## Provided material
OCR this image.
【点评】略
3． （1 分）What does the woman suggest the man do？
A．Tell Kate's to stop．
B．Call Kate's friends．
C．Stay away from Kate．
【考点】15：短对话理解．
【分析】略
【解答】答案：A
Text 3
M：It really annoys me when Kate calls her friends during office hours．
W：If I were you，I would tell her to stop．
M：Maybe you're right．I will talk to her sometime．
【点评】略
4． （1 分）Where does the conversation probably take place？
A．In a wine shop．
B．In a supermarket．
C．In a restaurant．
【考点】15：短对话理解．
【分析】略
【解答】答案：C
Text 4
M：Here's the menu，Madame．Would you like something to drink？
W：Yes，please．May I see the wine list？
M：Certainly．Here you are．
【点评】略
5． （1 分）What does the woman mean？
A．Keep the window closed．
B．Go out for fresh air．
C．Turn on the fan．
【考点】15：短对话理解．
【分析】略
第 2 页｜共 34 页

## Set task
Return each line where "does" shows up.

## Result of this exercise
3． （1 分）What does the woman suggest the man do？
4． （1 分）Where does the conversation probably take place？
5． （1 分）What does the woman mean？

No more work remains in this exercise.